_Listed records:_
-- -- --
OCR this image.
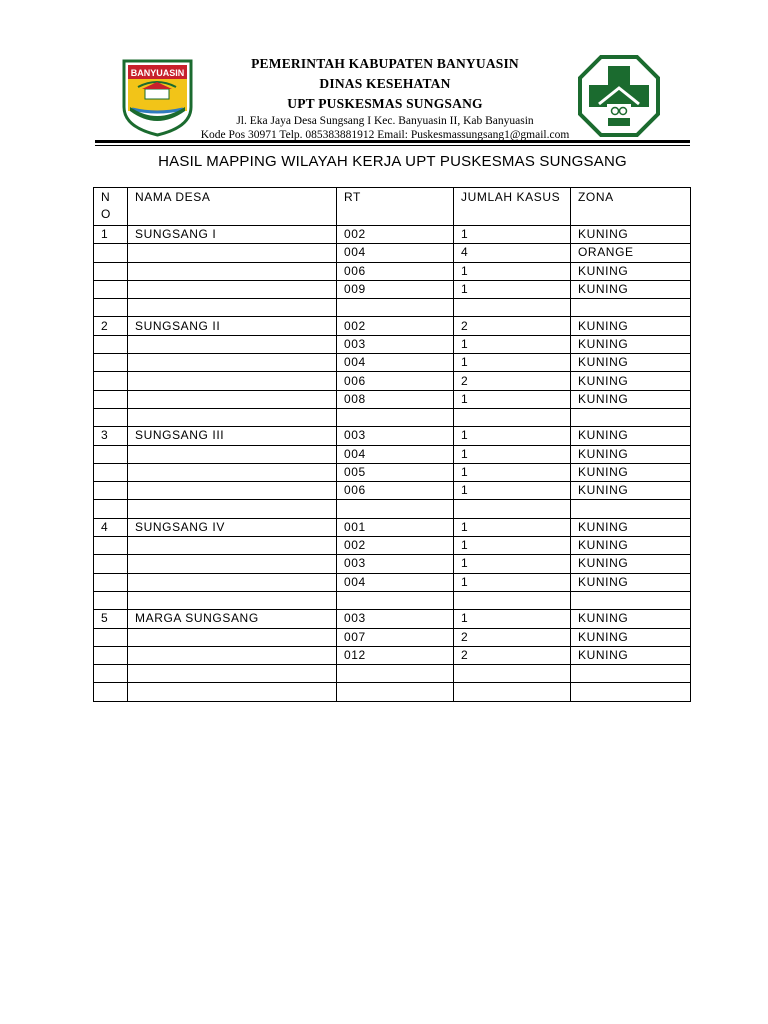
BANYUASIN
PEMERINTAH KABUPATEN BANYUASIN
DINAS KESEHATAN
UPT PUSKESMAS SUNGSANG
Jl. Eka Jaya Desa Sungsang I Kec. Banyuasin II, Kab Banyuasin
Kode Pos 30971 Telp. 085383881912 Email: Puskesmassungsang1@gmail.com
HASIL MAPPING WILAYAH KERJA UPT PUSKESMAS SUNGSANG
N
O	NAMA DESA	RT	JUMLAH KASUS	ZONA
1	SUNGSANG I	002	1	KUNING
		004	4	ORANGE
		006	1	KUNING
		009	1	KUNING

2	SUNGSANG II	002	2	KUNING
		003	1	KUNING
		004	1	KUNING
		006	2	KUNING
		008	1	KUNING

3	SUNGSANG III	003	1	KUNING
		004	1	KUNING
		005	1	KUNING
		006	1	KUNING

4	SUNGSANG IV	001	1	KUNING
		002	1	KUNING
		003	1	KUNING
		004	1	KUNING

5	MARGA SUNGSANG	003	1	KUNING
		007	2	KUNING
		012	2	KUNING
-- -- --
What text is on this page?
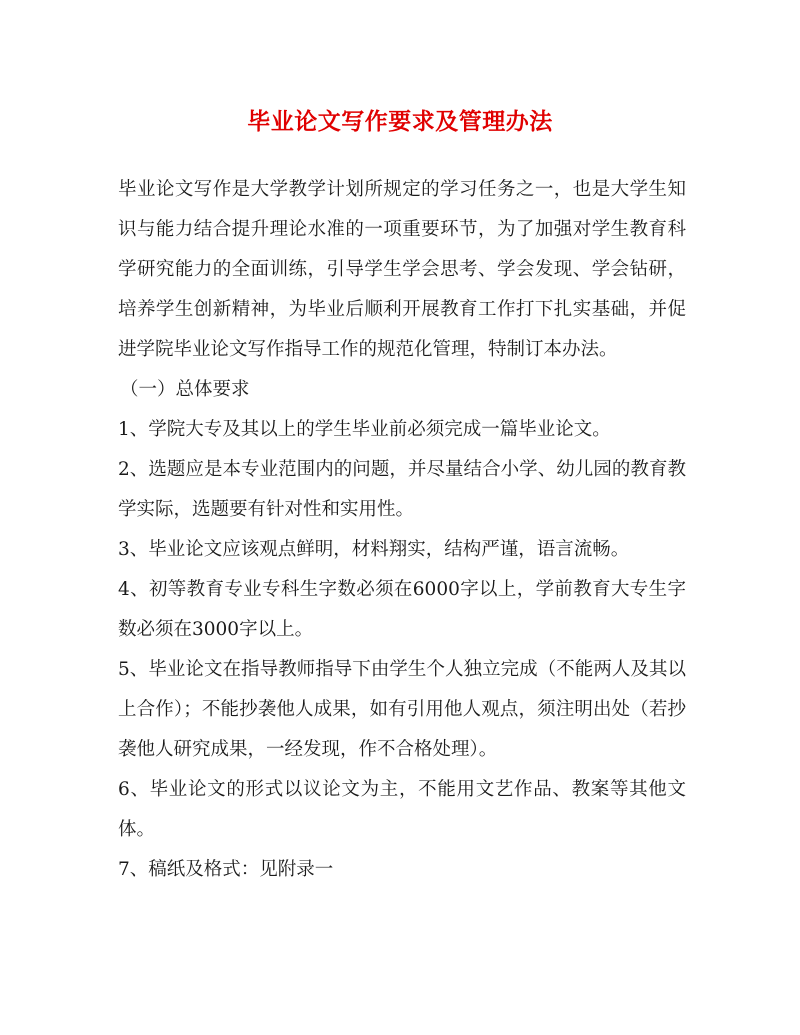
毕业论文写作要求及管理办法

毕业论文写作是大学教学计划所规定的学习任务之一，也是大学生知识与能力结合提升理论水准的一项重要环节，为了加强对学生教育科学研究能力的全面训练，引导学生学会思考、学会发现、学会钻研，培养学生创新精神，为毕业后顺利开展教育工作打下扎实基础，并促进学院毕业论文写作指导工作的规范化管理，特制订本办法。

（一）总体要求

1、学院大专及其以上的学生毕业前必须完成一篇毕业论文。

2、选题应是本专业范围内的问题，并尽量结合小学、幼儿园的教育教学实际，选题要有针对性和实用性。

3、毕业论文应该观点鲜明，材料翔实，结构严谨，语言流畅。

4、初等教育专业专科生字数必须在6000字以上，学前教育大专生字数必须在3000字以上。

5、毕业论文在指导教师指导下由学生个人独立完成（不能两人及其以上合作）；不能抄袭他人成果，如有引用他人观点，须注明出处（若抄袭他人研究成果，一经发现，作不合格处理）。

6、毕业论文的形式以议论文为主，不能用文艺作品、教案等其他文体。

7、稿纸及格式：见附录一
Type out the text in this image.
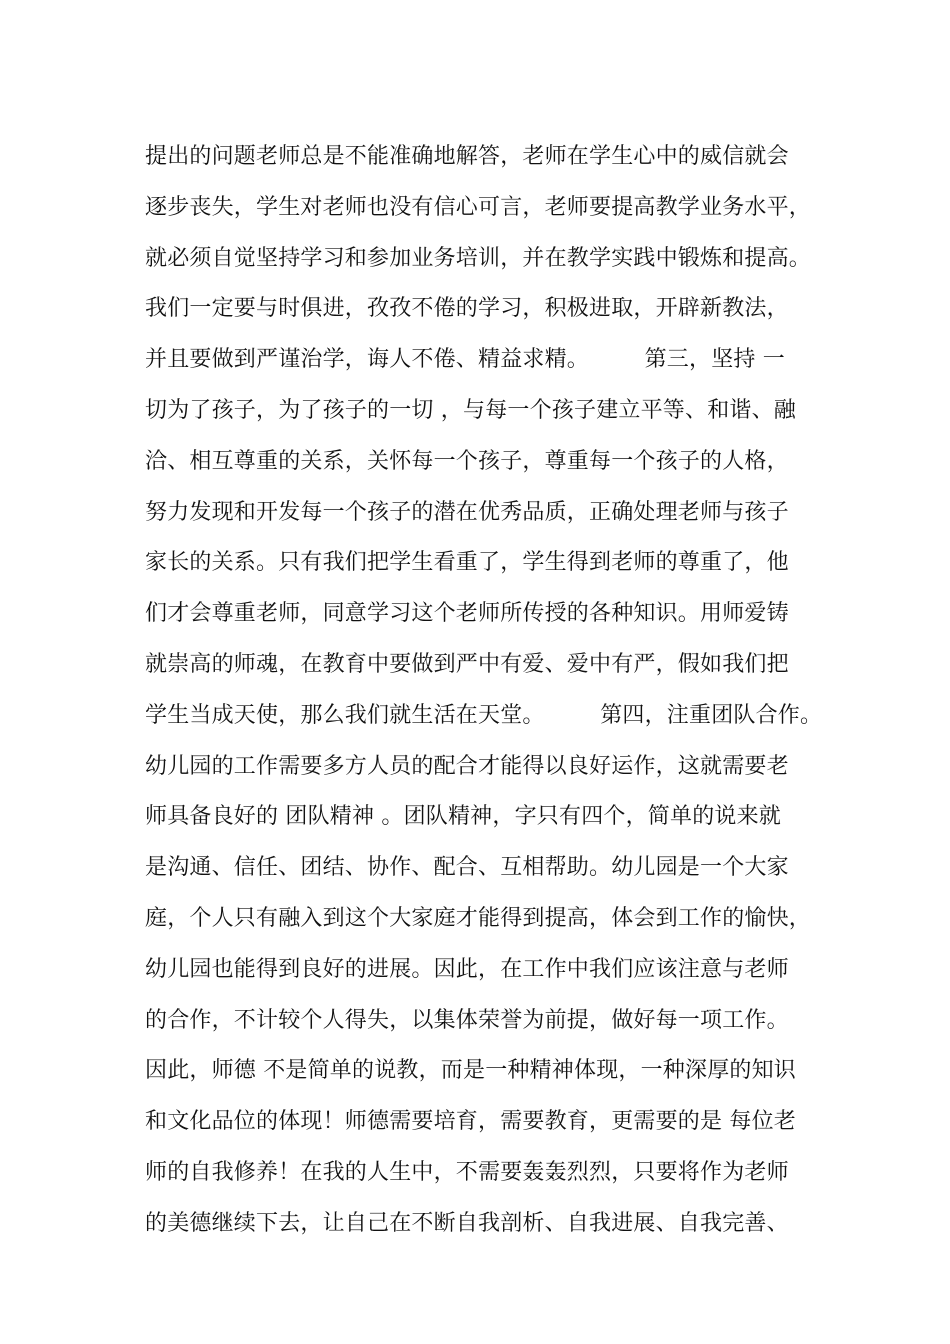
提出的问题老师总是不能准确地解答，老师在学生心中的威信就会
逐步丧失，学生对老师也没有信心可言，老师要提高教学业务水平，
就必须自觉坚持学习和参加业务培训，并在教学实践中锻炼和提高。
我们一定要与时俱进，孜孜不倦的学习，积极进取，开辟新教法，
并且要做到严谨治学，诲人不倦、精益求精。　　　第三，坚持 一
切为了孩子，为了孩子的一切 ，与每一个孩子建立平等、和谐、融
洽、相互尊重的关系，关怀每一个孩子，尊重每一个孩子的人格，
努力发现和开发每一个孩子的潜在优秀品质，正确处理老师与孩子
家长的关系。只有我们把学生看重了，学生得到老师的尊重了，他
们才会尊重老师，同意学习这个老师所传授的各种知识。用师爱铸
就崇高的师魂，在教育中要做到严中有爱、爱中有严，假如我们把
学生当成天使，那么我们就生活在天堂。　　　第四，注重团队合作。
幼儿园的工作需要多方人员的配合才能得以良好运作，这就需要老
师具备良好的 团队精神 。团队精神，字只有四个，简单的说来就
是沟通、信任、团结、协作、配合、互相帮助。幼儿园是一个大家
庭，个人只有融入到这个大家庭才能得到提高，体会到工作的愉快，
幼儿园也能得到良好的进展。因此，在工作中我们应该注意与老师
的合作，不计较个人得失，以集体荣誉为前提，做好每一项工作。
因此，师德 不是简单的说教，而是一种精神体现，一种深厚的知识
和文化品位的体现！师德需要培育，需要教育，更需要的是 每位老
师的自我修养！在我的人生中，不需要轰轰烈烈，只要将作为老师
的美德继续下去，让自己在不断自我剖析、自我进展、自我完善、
-- -- --
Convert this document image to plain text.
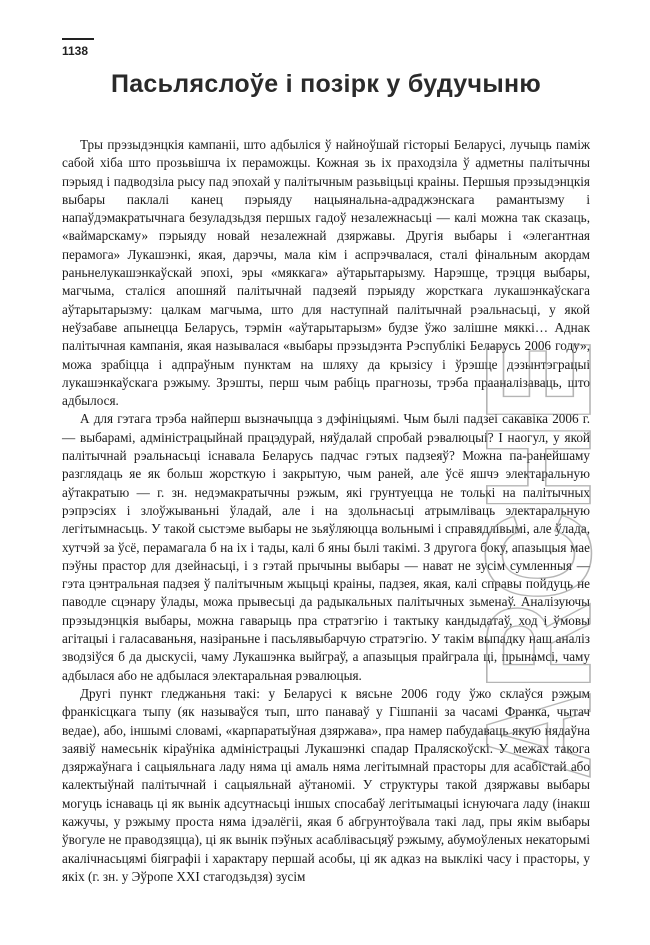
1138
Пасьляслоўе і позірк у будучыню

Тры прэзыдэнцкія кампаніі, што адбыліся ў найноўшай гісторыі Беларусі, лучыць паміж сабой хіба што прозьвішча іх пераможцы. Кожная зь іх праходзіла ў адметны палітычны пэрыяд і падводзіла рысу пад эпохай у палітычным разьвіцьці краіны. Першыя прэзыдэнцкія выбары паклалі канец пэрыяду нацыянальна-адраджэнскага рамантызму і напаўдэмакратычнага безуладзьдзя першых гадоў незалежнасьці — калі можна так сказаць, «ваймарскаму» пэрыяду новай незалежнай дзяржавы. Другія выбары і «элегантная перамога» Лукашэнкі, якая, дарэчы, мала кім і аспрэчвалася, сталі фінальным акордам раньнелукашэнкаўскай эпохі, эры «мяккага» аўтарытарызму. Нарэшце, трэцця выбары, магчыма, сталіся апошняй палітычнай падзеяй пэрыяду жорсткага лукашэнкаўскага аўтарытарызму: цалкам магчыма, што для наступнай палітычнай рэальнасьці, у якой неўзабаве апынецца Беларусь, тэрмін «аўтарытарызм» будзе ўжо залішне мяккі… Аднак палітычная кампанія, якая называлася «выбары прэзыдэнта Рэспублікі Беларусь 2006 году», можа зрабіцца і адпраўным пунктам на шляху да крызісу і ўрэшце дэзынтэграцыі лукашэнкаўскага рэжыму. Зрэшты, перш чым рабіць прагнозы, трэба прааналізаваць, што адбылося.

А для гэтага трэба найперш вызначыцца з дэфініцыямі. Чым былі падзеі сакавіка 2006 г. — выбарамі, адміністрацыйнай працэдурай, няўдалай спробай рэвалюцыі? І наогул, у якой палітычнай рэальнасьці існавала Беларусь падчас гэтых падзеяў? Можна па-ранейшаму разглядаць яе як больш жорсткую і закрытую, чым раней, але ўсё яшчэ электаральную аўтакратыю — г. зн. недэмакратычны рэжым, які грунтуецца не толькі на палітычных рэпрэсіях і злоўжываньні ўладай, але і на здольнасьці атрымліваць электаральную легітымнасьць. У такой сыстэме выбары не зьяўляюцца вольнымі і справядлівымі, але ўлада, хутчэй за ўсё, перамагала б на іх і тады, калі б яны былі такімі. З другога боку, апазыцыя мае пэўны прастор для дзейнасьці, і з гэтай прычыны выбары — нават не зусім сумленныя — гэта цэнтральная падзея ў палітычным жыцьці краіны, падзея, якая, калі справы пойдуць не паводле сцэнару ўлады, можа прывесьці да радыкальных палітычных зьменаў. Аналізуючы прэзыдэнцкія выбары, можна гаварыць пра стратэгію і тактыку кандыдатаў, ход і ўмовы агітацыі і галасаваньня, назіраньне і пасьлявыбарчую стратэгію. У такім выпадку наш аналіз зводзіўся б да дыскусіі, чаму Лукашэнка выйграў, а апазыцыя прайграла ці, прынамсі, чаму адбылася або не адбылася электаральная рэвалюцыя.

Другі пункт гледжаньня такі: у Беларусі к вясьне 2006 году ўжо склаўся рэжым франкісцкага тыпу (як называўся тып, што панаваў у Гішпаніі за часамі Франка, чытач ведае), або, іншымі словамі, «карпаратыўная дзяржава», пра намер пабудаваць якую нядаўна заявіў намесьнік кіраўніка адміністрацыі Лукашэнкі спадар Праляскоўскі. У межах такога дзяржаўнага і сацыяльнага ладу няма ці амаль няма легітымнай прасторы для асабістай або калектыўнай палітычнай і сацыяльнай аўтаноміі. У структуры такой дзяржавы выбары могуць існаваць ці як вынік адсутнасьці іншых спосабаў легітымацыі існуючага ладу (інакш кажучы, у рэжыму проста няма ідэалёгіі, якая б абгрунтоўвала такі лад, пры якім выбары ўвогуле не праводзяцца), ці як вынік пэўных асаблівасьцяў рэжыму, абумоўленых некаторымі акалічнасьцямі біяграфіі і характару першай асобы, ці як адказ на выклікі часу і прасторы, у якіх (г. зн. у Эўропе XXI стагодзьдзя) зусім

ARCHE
-- -- --
_Aim of the task:_ Each line containing the word "text" counts once; report the total alone.

_Solved exercise:_ 3